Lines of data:

....................

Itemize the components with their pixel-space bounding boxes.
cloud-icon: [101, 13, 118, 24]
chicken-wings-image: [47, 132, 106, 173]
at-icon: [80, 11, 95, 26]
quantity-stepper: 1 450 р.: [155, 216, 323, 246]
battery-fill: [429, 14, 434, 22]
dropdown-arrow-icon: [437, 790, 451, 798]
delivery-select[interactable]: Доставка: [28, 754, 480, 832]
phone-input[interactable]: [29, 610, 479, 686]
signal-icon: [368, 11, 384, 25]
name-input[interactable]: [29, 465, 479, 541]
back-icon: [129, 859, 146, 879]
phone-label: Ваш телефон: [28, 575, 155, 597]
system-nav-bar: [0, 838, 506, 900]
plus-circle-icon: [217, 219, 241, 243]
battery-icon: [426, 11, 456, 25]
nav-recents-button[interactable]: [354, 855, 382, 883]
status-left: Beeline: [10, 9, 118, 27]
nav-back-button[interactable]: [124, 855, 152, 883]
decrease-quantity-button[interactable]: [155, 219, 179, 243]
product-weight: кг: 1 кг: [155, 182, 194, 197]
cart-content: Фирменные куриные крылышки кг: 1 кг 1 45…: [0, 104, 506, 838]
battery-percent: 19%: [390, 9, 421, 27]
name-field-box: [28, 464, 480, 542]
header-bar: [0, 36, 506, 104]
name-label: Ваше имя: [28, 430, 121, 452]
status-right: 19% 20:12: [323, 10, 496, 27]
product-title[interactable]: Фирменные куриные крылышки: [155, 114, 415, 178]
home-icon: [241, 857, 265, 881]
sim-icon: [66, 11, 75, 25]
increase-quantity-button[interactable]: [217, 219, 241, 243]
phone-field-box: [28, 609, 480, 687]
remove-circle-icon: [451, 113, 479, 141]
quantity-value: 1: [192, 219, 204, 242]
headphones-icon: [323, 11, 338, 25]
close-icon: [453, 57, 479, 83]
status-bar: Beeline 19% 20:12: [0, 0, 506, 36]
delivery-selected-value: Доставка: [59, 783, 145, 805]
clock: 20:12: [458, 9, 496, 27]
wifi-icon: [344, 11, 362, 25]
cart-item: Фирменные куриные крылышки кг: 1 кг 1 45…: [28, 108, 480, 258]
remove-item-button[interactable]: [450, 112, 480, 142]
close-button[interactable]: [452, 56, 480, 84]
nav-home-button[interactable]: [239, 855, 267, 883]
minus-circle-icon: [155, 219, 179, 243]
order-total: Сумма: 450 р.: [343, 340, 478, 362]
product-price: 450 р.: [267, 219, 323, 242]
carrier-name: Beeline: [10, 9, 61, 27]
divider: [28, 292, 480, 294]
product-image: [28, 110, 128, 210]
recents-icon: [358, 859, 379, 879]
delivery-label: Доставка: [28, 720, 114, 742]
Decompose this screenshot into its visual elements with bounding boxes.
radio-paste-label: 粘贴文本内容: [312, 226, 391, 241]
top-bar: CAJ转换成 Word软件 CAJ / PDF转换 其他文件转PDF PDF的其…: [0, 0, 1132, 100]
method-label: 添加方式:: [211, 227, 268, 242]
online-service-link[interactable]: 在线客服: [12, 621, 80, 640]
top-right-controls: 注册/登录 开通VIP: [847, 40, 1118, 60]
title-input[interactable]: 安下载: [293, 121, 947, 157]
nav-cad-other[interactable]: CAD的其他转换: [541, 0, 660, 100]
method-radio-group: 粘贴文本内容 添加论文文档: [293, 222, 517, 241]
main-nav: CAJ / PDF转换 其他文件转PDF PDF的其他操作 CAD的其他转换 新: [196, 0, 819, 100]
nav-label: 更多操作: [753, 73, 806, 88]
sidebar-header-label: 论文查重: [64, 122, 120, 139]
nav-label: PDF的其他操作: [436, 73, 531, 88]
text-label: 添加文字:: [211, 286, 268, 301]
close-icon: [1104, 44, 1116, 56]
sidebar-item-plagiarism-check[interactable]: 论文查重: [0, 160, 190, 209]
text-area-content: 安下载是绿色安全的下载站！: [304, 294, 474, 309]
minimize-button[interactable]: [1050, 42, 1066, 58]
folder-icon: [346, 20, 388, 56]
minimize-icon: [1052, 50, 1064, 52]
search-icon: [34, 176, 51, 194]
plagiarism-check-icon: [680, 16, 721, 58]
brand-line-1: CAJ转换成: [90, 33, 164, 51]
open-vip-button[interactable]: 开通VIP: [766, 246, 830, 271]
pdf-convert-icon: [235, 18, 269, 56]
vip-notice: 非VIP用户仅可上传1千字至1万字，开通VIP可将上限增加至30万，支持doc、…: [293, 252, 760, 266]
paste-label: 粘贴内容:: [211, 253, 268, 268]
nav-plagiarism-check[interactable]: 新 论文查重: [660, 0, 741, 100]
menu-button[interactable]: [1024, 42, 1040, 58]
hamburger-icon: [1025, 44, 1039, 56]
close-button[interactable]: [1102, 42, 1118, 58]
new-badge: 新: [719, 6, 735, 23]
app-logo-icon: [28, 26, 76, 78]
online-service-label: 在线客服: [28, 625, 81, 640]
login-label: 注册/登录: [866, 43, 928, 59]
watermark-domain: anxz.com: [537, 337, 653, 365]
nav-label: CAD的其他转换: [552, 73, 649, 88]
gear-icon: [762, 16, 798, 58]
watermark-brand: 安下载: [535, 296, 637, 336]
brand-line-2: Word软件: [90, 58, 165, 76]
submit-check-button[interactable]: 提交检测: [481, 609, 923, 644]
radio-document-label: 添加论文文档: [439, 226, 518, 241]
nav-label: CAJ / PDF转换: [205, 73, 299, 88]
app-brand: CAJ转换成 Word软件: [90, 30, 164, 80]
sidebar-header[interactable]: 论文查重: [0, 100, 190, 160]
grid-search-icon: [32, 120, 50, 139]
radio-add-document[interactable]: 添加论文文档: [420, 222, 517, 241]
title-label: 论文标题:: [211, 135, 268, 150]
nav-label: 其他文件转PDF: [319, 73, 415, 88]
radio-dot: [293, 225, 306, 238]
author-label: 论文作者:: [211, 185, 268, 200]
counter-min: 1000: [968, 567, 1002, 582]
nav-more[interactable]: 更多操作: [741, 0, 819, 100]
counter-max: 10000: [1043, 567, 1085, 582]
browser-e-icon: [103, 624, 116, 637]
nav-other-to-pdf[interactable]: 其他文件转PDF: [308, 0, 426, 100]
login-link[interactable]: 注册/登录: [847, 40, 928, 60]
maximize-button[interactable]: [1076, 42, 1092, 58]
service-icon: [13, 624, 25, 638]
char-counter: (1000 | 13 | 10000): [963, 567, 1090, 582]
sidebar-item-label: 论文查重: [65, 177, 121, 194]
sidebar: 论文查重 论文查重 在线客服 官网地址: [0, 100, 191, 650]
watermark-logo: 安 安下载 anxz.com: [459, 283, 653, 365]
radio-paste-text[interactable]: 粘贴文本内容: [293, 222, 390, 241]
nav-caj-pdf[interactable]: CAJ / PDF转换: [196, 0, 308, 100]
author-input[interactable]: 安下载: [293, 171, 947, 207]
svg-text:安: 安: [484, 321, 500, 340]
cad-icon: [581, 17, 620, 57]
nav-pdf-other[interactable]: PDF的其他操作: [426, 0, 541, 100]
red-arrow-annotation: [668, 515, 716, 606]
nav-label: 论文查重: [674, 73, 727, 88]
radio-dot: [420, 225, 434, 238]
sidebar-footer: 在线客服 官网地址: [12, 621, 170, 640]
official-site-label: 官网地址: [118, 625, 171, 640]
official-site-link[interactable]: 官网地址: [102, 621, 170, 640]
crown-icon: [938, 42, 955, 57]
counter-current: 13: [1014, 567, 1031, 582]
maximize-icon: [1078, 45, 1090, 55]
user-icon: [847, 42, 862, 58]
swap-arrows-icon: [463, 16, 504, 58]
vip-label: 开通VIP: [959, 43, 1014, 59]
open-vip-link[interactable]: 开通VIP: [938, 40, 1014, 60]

....................

* [TASK DESCRIPTION] Reproduce verbatim every line of the data from the very first one up to and including the line containing "name-input[interactable]: [29, 465, 479, 541]".

* [SOLUTION TO THE EXERCISE]
Itemize the components with their pixel-space bounding boxes.
cloud-icon: [101, 13, 118, 24]
chicken-wings-image: [47, 132, 106, 173]
at-icon: [80, 11, 95, 26]
quantity-stepper: 1 450 р.: [155, 216, 323, 246]
battery-fill: [429, 14, 434, 22]
dropdown-arrow-icon: [437, 790, 451, 798]
delivery-select[interactable]: Доставка: [28, 754, 480, 832]
phone-input[interactable]: [29, 610, 479, 686]
signal-icon: [368, 11, 384, 25]
name-input[interactable]: [29, 465, 479, 541]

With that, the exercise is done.